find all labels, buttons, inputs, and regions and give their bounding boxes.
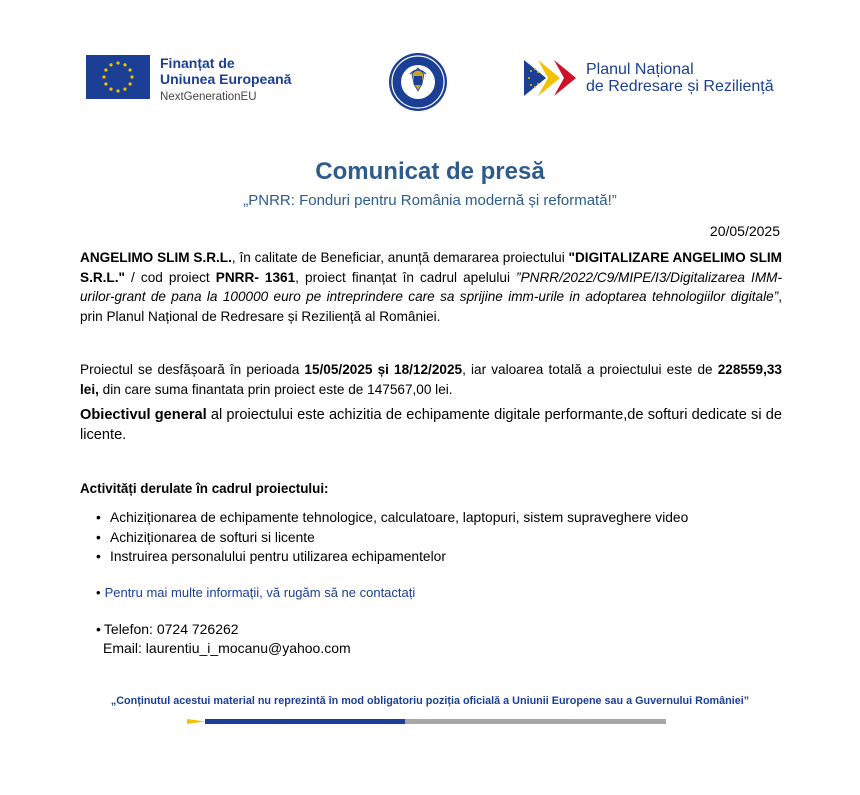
footer-disclaimer: „Conținutul acestui material nu reprezintă în mod obligatoriu poziția oficială a Uniunii Europene sau a Guvernului României” (110, 695, 750, 707)
objective-text: al proiectului este achizitia de echipamente digitale performante,de softuri dedicate si de licente. (80, 407, 782, 443)
activities-title: Activități derulate în cadrul proiectului: (80, 481, 329, 496)
pnrr-logo (524, 60, 774, 96)
press-date: 20/05/2025 (709, 223, 780, 239)
list-item: • Achiziționarea de echipamente tehnologice, calculatoare, laptopuri, sistem supraveghere video (96, 508, 688, 528)
project-period: 15/05/2025 și 18/12/2025 (304, 362, 463, 377)
intro-text-3: , proiect finanțat în cadrul apelului (295, 269, 517, 285)
project-code: PNRR- 1361 (215, 269, 296, 285)
project-name: "DIGITALIZARE ANGELIMO SLIM S.R.L." (80, 250, 782, 285)
page-subtitle: „PNRR: Fonduri pentru România modernă și reformată!” (243, 192, 617, 209)
period-text-1: Proiectul se desfășoară în perioada (80, 362, 305, 377)
pnrr-flag-arrows-icon (524, 60, 580, 96)
eu-flag-icon (86, 55, 150, 99)
email-label: Email: (103, 640, 146, 656)
pnrr-logo-line2: de Redresare și Reziliență (586, 78, 774, 95)
phone-text: • Telefon: 0724 726262 (96, 621, 239, 637)
intro-text-1: , în calitate de Beneficiar, anunță demararea proiectului (231, 250, 569, 265)
email-line (103, 640, 351, 656)
objective-label: Obiectivul general (80, 407, 207, 423)
pnrr-logo-line1: Planul Național (586, 61, 694, 78)
intro-text-2: / cod proiect (124, 269, 216, 285)
period-text-3: din care suma finantata prin proiect este de 147567,00 lei. (98, 381, 453, 397)
more-info-text: • Pentru mai multe informații, vă rugăm să ne contactați (96, 585, 415, 600)
activities-list (96, 508, 688, 567)
page-title: Comunicat de presă (315, 158, 545, 185)
intro-text-4: , prin Planul Național de Redresare și Reziliență al României. (80, 289, 782, 324)
intro-paragraph (80, 248, 782, 326)
project-value: 228559,33 lei, (80, 362, 782, 397)
eu-funding-logo (86, 55, 291, 105)
period-text-2: , iar valoarea totală a proiectului este de (462, 362, 718, 377)
eu-logo-line3: NextGenerationEU (160, 91, 257, 103)
email-address: laurentiu_i_mocanu@yahoo.com (145, 640, 351, 656)
eu-logo-line2: Uniunea Europeană (160, 71, 292, 87)
company-name: ANGELIMO SLIM S.R.L. (80, 250, 232, 265)
period-paragraph (80, 360, 782, 399)
list-item: • Instruirea personalului pentru utilizarea echipamentelor (96, 547, 688, 567)
guvernul-romaniei-seal-icon (388, 52, 448, 112)
footer-color-bar (187, 719, 666, 724)
funding-call: ”PNRR/2022/C9/MIPE/I3/Digitalizarea IMM-urilor-grant de pana la 100000 euro pe intreprindere care sa sprijine imm-urile in adoptarea tehnologiilor digitale” (80, 269, 782, 304)
eu-logo-line1: Finanțat de (160, 55, 235, 71)
objective-paragraph (80, 405, 782, 445)
list-item: • Achiziționarea de softuri si licente (96, 528, 688, 548)
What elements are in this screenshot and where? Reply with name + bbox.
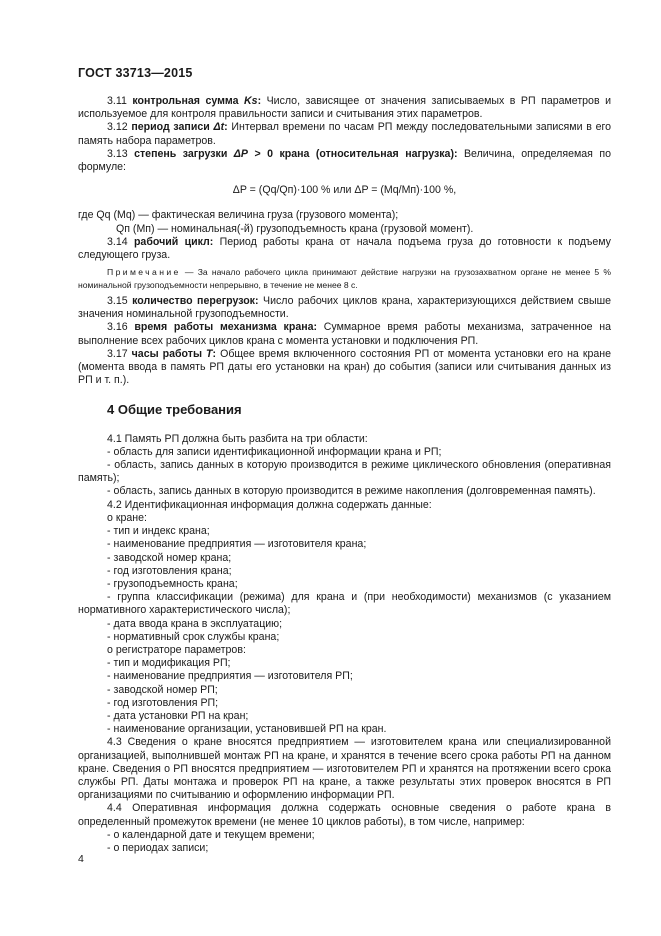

....

▶ _Requirement_
Copy out every row above, leaving out the pictures.

▶ _Finished task_
find all labels, buttons, inputs, and regions and give their bounding boxes.
footer-disclaimer: „Conținutul acestui material nu reprezintă în mod obligatoriu poziția oficială a Uniunii Europene sau a Guvernului României” (110, 695, 750, 707)
objective-text: al proiectului este achizitia de echipamente digitale performante,de softuri dedicate si de licente. (80, 407, 782, 443)
activities-title: Activități derulate în cadrul proiectului: (80, 481, 329, 496)
pnrr-logo (524, 60, 774, 96)
press-date: 20/05/2025 (709, 223, 780, 239)
list-item: • Achiziționarea de echipamente tehnologice, calculatoare, laptopuri, sistem supraveghere video (96, 508, 688, 528)
project-period: 15/05/2025 și 18/12/2025 (304, 362, 463, 377)
intro-text-3: , proiect finanțat în cadrul apelului (295, 269, 517, 285)
project-code: PNRR- 1361 (215, 269, 296, 285)
project-name: "DIGITALIZARE ANGELIMO SLIM S.R.L." (80, 250, 782, 285)
page-subtitle: „PNRR: Fonduri pentru România modernă și reformată!” (243, 192, 617, 209)
period-text-1: Proiectul se desfășoară în perioada (80, 362, 305, 377)
pnrr-flag-arrows-icon (524, 60, 580, 96)
eu-flag-icon (86, 55, 150, 99)
email-label: Email: (103, 640, 146, 656)
pnrr-logo-line2: de Redresare și Reziliență (586, 78, 774, 95)
phone-text: • Telefon: 0724 726262 (96, 621, 239, 637)
intro-text-1: , în calitate de Beneficiar, anunță demararea proiectului (231, 250, 569, 265)
email-line (103, 640, 351, 656)
objective-label: Obiectivul general (80, 407, 207, 423)
pnrr-logo-line1: Planul Național (586, 61, 694, 78)
intro-text-2: / cod proiect (124, 269, 216, 285)
period-text-3: din care suma finantata prin proiect este de 147567,00 lei. (98, 381, 453, 397)
more-info-text: • Pentru mai multe informații, vă rugăm să ne contactați (96, 585, 415, 600)
activities-list (96, 508, 688, 567)
page-title: Comunicat de presă (315, 158, 545, 185)
intro-text-4: , prin Planul Național de Redresare și Reziliență al României. (80, 289, 782, 324)
intro-paragraph (80, 248, 782, 326)
project-value: 228559,33 lei, (80, 362, 782, 397)
eu-funding-logo (86, 55, 291, 105)
period-text-2: , iar valoarea totală a proiectului este de (462, 362, 718, 377)
eu-logo-line3: NextGenerationEU (160, 91, 257, 103)
email-address: laurentiu_i_mocanu@yahoo.com (145, 640, 351, 656)
eu-logo-line2: Uniunea Europeană (160, 71, 292, 87)
company-name: ANGELIMO SLIM S.R.L. (80, 250, 232, 265)
period-paragraph (80, 360, 782, 399)
list-item: • Instruirea personalului pentru utilizarea echipamentelor (96, 547, 688, 567)
guvernul-romaniei-seal-icon (388, 52, 448, 112)
footer-color-bar (187, 719, 666, 724)
funding-call: ”PNRR/2022/C9/MIPE/I3/Digitalizarea IMM-urilor-grant de pana la 100000 euro pe intreprindere care sa sprijine imm-urile in adoptarea tehnologiilor digitale” (80, 269, 782, 304)
eu-logo-line1: Finanțat de (160, 55, 235, 71)
objective-paragraph (80, 405, 782, 445)
list-item: • Achiziționarea de softuri si licente (96, 528, 688, 548)
What elements are in this screenshot and where? Reply with name + bbox.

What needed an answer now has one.